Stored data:

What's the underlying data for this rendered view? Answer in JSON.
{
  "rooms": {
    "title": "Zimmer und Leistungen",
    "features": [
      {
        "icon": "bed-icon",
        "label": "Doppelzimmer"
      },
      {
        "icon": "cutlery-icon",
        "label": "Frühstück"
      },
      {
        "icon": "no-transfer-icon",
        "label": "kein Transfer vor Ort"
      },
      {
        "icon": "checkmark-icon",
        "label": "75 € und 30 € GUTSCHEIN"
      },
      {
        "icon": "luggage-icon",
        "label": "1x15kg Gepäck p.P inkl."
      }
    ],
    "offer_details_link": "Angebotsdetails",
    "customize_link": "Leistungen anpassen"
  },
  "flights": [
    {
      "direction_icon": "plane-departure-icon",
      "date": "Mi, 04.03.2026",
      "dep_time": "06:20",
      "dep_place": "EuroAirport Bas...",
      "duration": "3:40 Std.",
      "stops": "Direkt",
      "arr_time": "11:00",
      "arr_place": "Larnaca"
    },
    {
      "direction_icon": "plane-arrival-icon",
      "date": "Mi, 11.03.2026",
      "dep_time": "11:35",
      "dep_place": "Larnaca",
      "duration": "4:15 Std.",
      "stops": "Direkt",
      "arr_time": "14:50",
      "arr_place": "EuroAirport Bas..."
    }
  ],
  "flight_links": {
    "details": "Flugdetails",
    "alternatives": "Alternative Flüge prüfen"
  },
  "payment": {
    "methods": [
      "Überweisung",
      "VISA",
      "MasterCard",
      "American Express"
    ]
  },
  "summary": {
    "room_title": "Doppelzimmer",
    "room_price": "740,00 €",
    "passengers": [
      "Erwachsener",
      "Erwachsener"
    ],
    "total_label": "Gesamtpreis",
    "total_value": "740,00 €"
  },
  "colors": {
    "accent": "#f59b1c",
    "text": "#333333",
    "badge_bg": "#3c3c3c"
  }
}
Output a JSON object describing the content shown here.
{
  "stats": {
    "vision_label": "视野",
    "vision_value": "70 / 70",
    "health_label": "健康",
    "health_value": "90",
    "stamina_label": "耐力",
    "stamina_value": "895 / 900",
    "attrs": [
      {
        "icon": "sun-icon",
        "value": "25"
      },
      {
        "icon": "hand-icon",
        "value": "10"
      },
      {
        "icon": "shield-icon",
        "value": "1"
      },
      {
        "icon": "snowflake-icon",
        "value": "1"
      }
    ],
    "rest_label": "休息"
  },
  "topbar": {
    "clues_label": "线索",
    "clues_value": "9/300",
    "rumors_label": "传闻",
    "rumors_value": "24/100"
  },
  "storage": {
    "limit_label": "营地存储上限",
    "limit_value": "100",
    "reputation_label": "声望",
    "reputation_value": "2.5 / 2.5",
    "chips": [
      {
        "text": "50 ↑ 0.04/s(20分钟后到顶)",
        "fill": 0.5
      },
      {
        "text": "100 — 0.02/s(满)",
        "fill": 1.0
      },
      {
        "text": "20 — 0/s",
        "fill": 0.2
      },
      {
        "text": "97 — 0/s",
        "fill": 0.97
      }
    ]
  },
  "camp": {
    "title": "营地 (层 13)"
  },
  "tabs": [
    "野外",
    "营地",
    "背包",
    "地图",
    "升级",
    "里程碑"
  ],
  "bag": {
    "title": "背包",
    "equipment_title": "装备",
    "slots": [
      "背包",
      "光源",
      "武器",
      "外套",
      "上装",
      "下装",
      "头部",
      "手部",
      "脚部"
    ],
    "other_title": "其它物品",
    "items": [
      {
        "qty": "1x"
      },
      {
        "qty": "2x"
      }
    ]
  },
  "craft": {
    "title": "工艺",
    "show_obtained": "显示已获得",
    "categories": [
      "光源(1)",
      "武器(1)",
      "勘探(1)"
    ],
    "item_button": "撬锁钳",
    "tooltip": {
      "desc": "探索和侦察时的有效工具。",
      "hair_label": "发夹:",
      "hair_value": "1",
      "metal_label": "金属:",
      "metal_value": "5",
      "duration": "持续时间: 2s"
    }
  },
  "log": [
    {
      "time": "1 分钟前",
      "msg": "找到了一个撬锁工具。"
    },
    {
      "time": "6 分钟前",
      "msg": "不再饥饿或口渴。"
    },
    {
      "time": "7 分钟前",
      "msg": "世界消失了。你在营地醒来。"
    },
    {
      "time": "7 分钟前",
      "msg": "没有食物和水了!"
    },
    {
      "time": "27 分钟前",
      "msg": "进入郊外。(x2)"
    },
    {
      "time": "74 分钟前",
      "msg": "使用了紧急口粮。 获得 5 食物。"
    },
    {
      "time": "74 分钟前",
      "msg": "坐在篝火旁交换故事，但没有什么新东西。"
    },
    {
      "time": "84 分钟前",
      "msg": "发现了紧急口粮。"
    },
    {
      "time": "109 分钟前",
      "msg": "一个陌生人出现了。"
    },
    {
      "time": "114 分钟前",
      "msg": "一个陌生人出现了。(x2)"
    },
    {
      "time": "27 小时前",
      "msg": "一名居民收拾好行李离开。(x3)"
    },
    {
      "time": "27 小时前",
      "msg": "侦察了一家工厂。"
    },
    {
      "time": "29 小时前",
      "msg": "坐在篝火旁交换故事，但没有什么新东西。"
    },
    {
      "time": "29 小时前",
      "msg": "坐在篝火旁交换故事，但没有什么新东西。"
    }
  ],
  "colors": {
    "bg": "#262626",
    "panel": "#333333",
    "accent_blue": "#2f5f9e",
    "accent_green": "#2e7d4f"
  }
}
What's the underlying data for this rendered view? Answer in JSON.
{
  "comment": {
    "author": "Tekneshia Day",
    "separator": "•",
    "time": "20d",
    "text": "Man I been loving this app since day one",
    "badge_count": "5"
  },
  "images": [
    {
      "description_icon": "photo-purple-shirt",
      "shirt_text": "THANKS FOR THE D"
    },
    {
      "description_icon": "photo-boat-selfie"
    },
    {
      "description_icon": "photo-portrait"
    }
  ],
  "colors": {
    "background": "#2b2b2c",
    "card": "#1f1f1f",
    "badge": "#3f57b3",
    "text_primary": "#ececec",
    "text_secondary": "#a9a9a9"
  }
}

## What you have to do
Retype every record above exactly as it appears.

## Result
What's the underlying data for this rendered view? Answer in JSON.
{
  "rooms": {
    "title": "Zimmer und Leistungen",
    "features": [
      {
        "icon": "bed-icon",
        "label": "Doppelzimmer"
      },
      {
        "icon": "cutlery-icon",
        "label": "Frühstück"
      },
      {
        "icon": "no-transfer-icon",
        "label": "kein Transfer vor Ort"
      },
      {
        "icon": "checkmark-icon",
        "label": "75 € und 30 € GUTSCHEIN"
      },
      {
        "icon": "luggage-icon",
        "label": "1x15kg Gepäck p.P inkl."
      }
    ],
    "offer_details_link": "Angebotsdetails",
    "customize_link": "Leistungen anpassen"
  },
  "flights": [
    {
      "direction_icon": "plane-departure-icon",
      "date": "Mi, 04.03.2026",
      "dep_time": "06:20",
      "dep_place": "EuroAirport Bas...",
      "duration": "3:40 Std.",
      "stops": "Direkt",
      "arr_time": "11:00",
      "arr_place": "Larnaca"
    },
    {
      "direction_icon": "plane-arrival-icon",
      "date": "Mi, 11.03.2026",
      "dep_time": "11:35",
      "dep_place": "Larnaca",
      "duration": "4:15 Std.",
      "stops": "Direkt",
      "arr_time": "14:50",
      "arr_place": "EuroAirport Bas..."
    }
  ],
  "flight_links": {
    "details": "Flugdetails",
    "alternatives": "Alternative Flüge prüfen"
  },
  "payment": {
    "methods": [
      "Überweisung",
      "VISA",
      "MasterCard",
      "American Express"
    ]
  },
  "summary": {
    "room_title": "Doppelzimmer",
    "room_price": "740,00 €",
    "passengers": [
      "Erwachsener",
      "Erwachsener"
    ],
    "total_label": "Gesamtpreis",
    "total_value": "740,00 €"
  },
  "colors": {
    "accent": "#f59b1c",
    "text": "#333333",
    "badge_bg": "#3c3c3c"
  }
}
Output a JSON object describing the content shown here.
{
  "stats": {
    "vision_label": "视野",
    "vision_value": "70 / 70",
    "health_label": "健康",
    "health_value": "90",
    "stamina_label": "耐力",
    "stamina_value": "895 / 900",
    "attrs": [
      {
        "icon": "sun-icon",
        "value": "25"
      },
      {
        "icon": "hand-icon",
        "value": "10"
      },
      {
        "icon": "shield-icon",
        "value": "1"
      },
      {
        "icon": "snowflake-icon",
        "value": "1"
      }
    ],
    "rest_label": "休息"
  },
  "topbar": {
    "clues_label": "线索",
    "clues_value": "9/300",
    "rumors_label": "传闻",
    "rumors_value": "24/100"
  },
  "storage": {
    "limit_label": "营地存储上限",
    "limit_value": "100",
    "reputation_label": "声望",
    "reputation_value": "2.5 / 2.5",
    "chips": [
      {
        "text": "50 ↑ 0.04/s(20分钟后到顶)",
        "fill": 0.5
      },
      {
        "text": "100 — 0.02/s(满)",
        "fill": 1.0
      },
      {
        "text": "20 — 0/s",
        "fill": 0.2
      },
      {
        "text": "97 — 0/s",
        "fill": 0.97
      }
    ]
  },
  "camp": {
    "title": "营地 (层 13)"
  },
  "tabs": [
    "野外",
    "营地",
    "背包",
    "地图",
    "升级",
    "里程碑"
  ],
  "bag": {
    "title": "背包",
    "equipment_title": "装备",
    "slots": [
      "背包",
      "光源",
      "武器",
      "外套",
      "上装",
      "下装",
      "头部",
      "手部",
      "脚部"
    ],
    "other_title": "其它物品",
    "items": [
      {
        "qty": "1x"
      },
      {
        "qty": "2x"
      }
    ]
  },
  "craft": {
    "title": "工艺",
    "show_obtained": "显示已获得",
    "categories": [
      "光源(1)",
      "武器(1)",
      "勘探(1)"
    ],
    "item_button": "撬锁钳",
    "tooltip": {
      "desc": "探索和侦察时的有效工具。",
      "hair_label": "发夹:",
      "hair_value": "1",
      "metal_label": "金属:",
      "metal_value": "5",
      "duration": "持续时间: 2s"
    }
  },
  "log": [
    {
      "time": "1 分钟前",
      "msg": "找到了一个撬锁工具。"
    },
    {
      "time": "6 分钟前",
      "msg": "不再饥饿或口渴。"
    },
    {
      "time": "7 分钟前",
      "msg": "世界消失了。你在营地醒来。"
    },
    {
      "time": "7 分钟前",
      "msg": "没有食物和水了!"
    },
    {
      "time": "27 分钟前",
      "msg": "进入郊外。(x2)"
    },
    {
      "time": "74 分钟前",
      "msg": "使用了紧急口粮。 获得 5 食物。"
    },
    {
      "time": "74 分钟前",
      "msg": "坐在篝火旁交换故事，但没有什么新东西。"
    },
    {
      "time": "84 分钟前",
      "msg": "发现了紧急口粮。"
    },
    {
      "time": "109 分钟前",
      "msg": "一个陌生人出现了。"
    },
    {
      "time": "114 分钟前",
      "msg": "一个陌生人出现了。(x2)"
    },
    {
      "time": "27 小时前",
      "msg": "一名居民收拾好行李离开。(x3)"
    },
    {
      "time": "27 小时前",
      "msg": "侦察了一家工厂。"
    },
    {
      "time": "29 小时前",
      "msg": "坐在篝火旁交换故事，但没有什么新东西。"
    },
    {
      "time": "29 小时前",
      "msg": "坐在篝火旁交换故事，但没有什么新东西。"
    }
  ],
  "colors": {
    "bg": "#262626",
    "panel": "#333333",
    "accent_blue": "#2f5f9e",
    "accent_green": "#2e7d4f"
  }
}
What's the underlying data for this rendered view? Answer in JSON.
{
  "comment": {
    "author": "Tekneshia Day",
    "separator": "•",
    "time": "20d",
    "text": "Man I been loving this app since day one",
    "badge_count": "5"
  },
  "images": [
    {
      "description_icon": "photo-purple-shirt",
      "shirt_text": "THANKS FOR THE D"
    },
    {
      "description_icon": "photo-boat-selfie"
    },
    {
      "description_icon": "photo-portrait"
    }
  ],
  "colors": {
    "background": "#2b2b2c",
    "card": "#1f1f1f",
    "badge": "#3f57b3",
    "text_primary": "#ececec",
    "text_secondary": "#a9a9a9"
  }
}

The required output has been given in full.